──────── Data entries ────────

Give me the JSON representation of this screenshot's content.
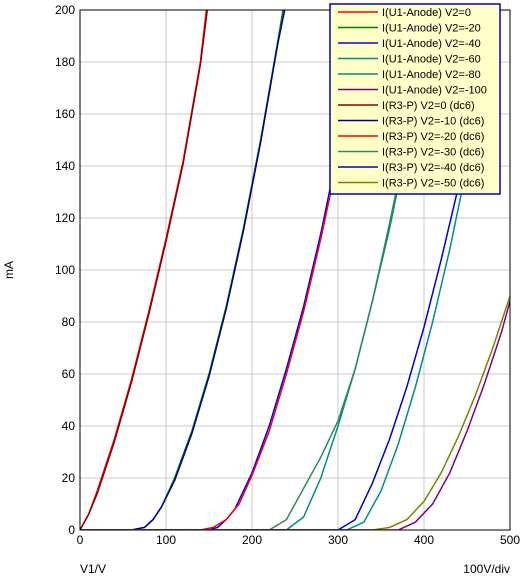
{
  "chart_data": {
    "type": "line",
    "title": "",
    "xlabel": "V1/V",
    "ylabel": "mA",
    "x_scale_note": "100V/div",
    "xlim": [
      0,
      500
    ],
    "ylim": [
      0,
      200
    ],
    "x_ticks": [
      "0",
      "100",
      "200",
      "300",
      "400",
      "500"
    ],
    "y_ticks": [
      "0",
      "20",
      "40",
      "60",
      "80",
      "100",
      "120",
      "140",
      "160",
      "180",
      "200"
    ],
    "grid": true,
    "legend_position": "top-right",
    "series": [
      {
        "name": "I(U1-Anode) V2=0",
        "color": "#ff0000",
        "x": [
          0,
          5,
          10,
          20,
          40,
          60,
          80,
          100,
          120,
          140,
          147
        ],
        "y": [
          0,
          3,
          6,
          15,
          35,
          58,
          84,
          112,
          142,
          180,
          200
        ]
      },
      {
        "name": "I(U1-Anode) V2=-20",
        "color": "#008000",
        "x": [
          60,
          75,
          85,
          95,
          110,
          130,
          150,
          170,
          190,
          210,
          230,
          236
        ],
        "y": [
          0,
          1,
          4,
          9,
          20,
          38,
          60,
          86,
          116,
          150,
          188,
          200
        ]
      },
      {
        "name": "I(U1-Anode) V2=-40",
        "color": "#0000ff",
        "x": [
          150,
          160,
          170,
          180,
          200,
          220,
          240,
          260,
          280,
          300,
          320,
          330
        ],
        "y": [
          0,
          1,
          4,
          8,
          22,
          40,
          62,
          86,
          114,
          146,
          182,
          200
        ]
      },
      {
        "name": "I(U1-Anode) V2=-60",
        "color": "#008b8b",
        "x": [
          240,
          260,
          280,
          300,
          320,
          340,
          360,
          380,
          400,
          420
        ],
        "y": [
          0,
          5,
          20,
          40,
          62,
          88,
          116,
          148,
          184,
          200
        ]
      },
      {
        "name": "I(U1-Anode) V2=-80",
        "color": "#008b8b",
        "x": [
          310,
          330,
          350,
          370,
          390,
          410,
          430,
          450,
          460,
          470
        ],
        "y": [
          0,
          3,
          15,
          33,
          55,
          80,
          108,
          140,
          158,
          175
        ]
      },
      {
        "name": "I(U1-Anode) V2=-100",
        "color": "#800080",
        "x": [
          350,
          370,
          390,
          410,
          430,
          450,
          470,
          490,
          500,
          507
        ],
        "y": [
          0,
          0,
          3,
          10,
          22,
          38,
          56,
          76,
          88,
          95
        ]
      },
      {
        "name": "I(R3-P) V2=0 (dc6)",
        "color": "#8b0000",
        "x": [
          0,
          5,
          10,
          20,
          40,
          60,
          80,
          100,
          120,
          140,
          148
        ],
        "y": [
          0,
          3,
          6,
          14,
          34,
          57,
          83,
          111,
          141,
          179,
          200
        ]
      },
      {
        "name": "I(R3-P) V2=-10 (dc6)",
        "color": "#00008b",
        "x": [
          60,
          75,
          85,
          95,
          110,
          130,
          150,
          170,
          190,
          210,
          230,
          238
        ],
        "y": [
          0,
          1,
          4,
          9,
          19,
          37,
          59,
          85,
          115,
          149,
          187,
          200
        ]
      },
      {
        "name": "I(R3-P) V2=-20 (dc6)",
        "color": "#ff0000",
        "x": [
          140,
          155,
          170,
          185,
          200,
          220,
          240,
          260,
          280,
          300,
          320,
          335
        ],
        "y": [
          0,
          1,
          4,
          10,
          21,
          38,
          60,
          84,
          112,
          143,
          178,
          200
        ]
      },
      {
        "name": "I(R3-P) V2=-30 (dc6)",
        "color": "#2e8b57",
        "x": [
          220,
          240,
          260,
          280,
          300,
          320,
          340,
          360,
          380,
          400,
          415
        ],
        "y": [
          0,
          4,
          16,
          28,
          42,
          62,
          88,
          118,
          150,
          186,
          200
        ]
      },
      {
        "name": "I(R3-P) V2=-40 (dc6)",
        "color": "#0000cd",
        "x": [
          300,
          320,
          340,
          360,
          380,
          400,
          420,
          440,
          460,
          470
        ],
        "y": [
          0,
          4,
          18,
          35,
          55,
          78,
          104,
          132,
          162,
          178
        ]
      },
      {
        "name": "I(R3-P) V2=-50 (dc6)",
        "color": "#808000",
        "x": [
          340,
          360,
          380,
          400,
          420,
          440,
          460,
          480,
          500,
          510
        ],
        "y": [
          0,
          1,
          4,
          11,
          22,
          36,
          52,
          70,
          90,
          98
        ]
      }
    ]
  }
}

────────

[To do]
Transcribe the full listing character for character. Pictures are excluded.

[Task output]
Give me the JSON representation of this screenshot's content.
{
  "chart_data": {
    "type": "line",
    "title": "",
    "xlabel": "V1/V",
    "ylabel": "mA",
    "x_scale_note": "100V/div",
    "xlim": [
      0,
      500
    ],
    "ylim": [
      0,
      200
    ],
    "x_ticks": [
      "0",
      "100",
      "200",
      "300",
      "400",
      "500"
    ],
    "y_ticks": [
      "0",
      "20",
      "40",
      "60",
      "80",
      "100",
      "120",
      "140",
      "160",
      "180",
      "200"
    ],
    "grid": true,
    "legend_position": "top-right",
    "series": [
      {
        "name": "I(U1-Anode) V2=0",
        "color": "#ff0000",
        "x": [
          0,
          5,
          10,
          20,
          40,
          60,
          80,
          100,
          120,
          140,
          147
        ],
        "y": [
          0,
          3,
          6,
          15,
          35,
          58,
          84,
          112,
          142,
          180,
          200
        ]
      },
      {
        "name": "I(U1-Anode) V2=-20",
        "color": "#008000",
        "x": [
          60,
          75,
          85,
          95,
          110,
          130,
          150,
          170,
          190,
          210,
          230,
          236
        ],
        "y": [
          0,
          1,
          4,
          9,
          20,
          38,
          60,
          86,
          116,
          150,
          188,
          200
        ]
      },
      {
        "name": "I(U1-Anode) V2=-40",
        "color": "#0000ff",
        "x": [
          150,
          160,
          170,
          180,
          200,
          220,
          240,
          260,
          280,
          300,
          320,
          330
        ],
        "y": [
          0,
          1,
          4,
          8,
          22,
          40,
          62,
          86,
          114,
          146,
          182,
          200
        ]
      },
      {
        "name": "I(U1-Anode) V2=-60",
        "color": "#008b8b",
        "x": [
          240,
          260,
          280,
          300,
          320,
          340,
          360,
          380,
          400,
          420
        ],
        "y": [
          0,
          5,
          20,
          40,
          62,
          88,
          116,
          148,
          184,
          200
        ]
      },
      {
        "name": "I(U1-Anode) V2=-80",
        "color": "#008b8b",
        "x": [
          310,
          330,
          350,
          370,
          390,
          410,
          430,
          450,
          460,
          470
        ],
        "y": [
          0,
          3,
          15,
          33,
          55,
          80,
          108,
          140,
          158,
          175
        ]
      },
      {
        "name": "I(U1-Anode) V2=-100",
        "color": "#800080",
        "x": [
          350,
          370,
          390,
          410,
          430,
          450,
          470,
          490,
          500,
          507
        ],
        "y": [
          0,
          0,
          3,
          10,
          22,
          38,
          56,
          76,
          88,
          95
        ]
      },
      {
        "name": "I(R3-P) V2=0 (dc6)",
        "color": "#8b0000",
        "x": [
          0,
          5,
          10,
          20,
          40,
          60,
          80,
          100,
          120,
          140,
          148
        ],
        "y": [
          0,
          3,
          6,
          14,
          34,
          57,
          83,
          111,
          141,
          179,
          200
        ]
      },
      {
        "name": "I(R3-P) V2=-10 (dc6)",
        "color": "#00008b",
        "x": [
          60,
          75,
          85,
          95,
          110,
          130,
          150,
          170,
          190,
          210,
          230,
          238
        ],
        "y": [
          0,
          1,
          4,
          9,
          19,
          37,
          59,
          85,
          115,
          149,
          187,
          200
        ]
      },
      {
        "name": "I(R3-P) V2=-20 (dc6)",
        "color": "#ff0000",
        "x": [
          140,
          155,
          170,
          185,
          200,
          220,
          240,
          260,
          280,
          300,
          320,
          335
        ],
        "y": [
          0,
          1,
          4,
          10,
          21,
          38,
          60,
          84,
          112,
          143,
          178,
          200
        ]
      },
      {
        "name": "I(R3-P) V2=-30 (dc6)",
        "color": "#2e8b57",
        "x": [
          220,
          240,
          260,
          280,
          300,
          320,
          340,
          360,
          380,
          400,
          415
        ],
        "y": [
          0,
          4,
          16,
          28,
          42,
          62,
          88,
          118,
          150,
          186,
          200
        ]
      },
      {
        "name": "I(R3-P) V2=-40 (dc6)",
        "color": "#0000cd",
        "x": [
          300,
          320,
          340,
          360,
          380,
          400,
          420,
          440,
          460,
          470
        ],
        "y": [
          0,
          4,
          18,
          35,
          55,
          78,
          104,
          132,
          162,
          178
        ]
      },
      {
        "name": "I(R3-P) V2=-50 (dc6)",
        "color": "#808000",
        "x": [
          340,
          360,
          380,
          400,
          420,
          440,
          460,
          480,
          500,
          510
        ],
        "y": [
          0,
          1,
          4,
          11,
          22,
          36,
          52,
          70,
          90,
          98
        ]
      }
    ]
  }
}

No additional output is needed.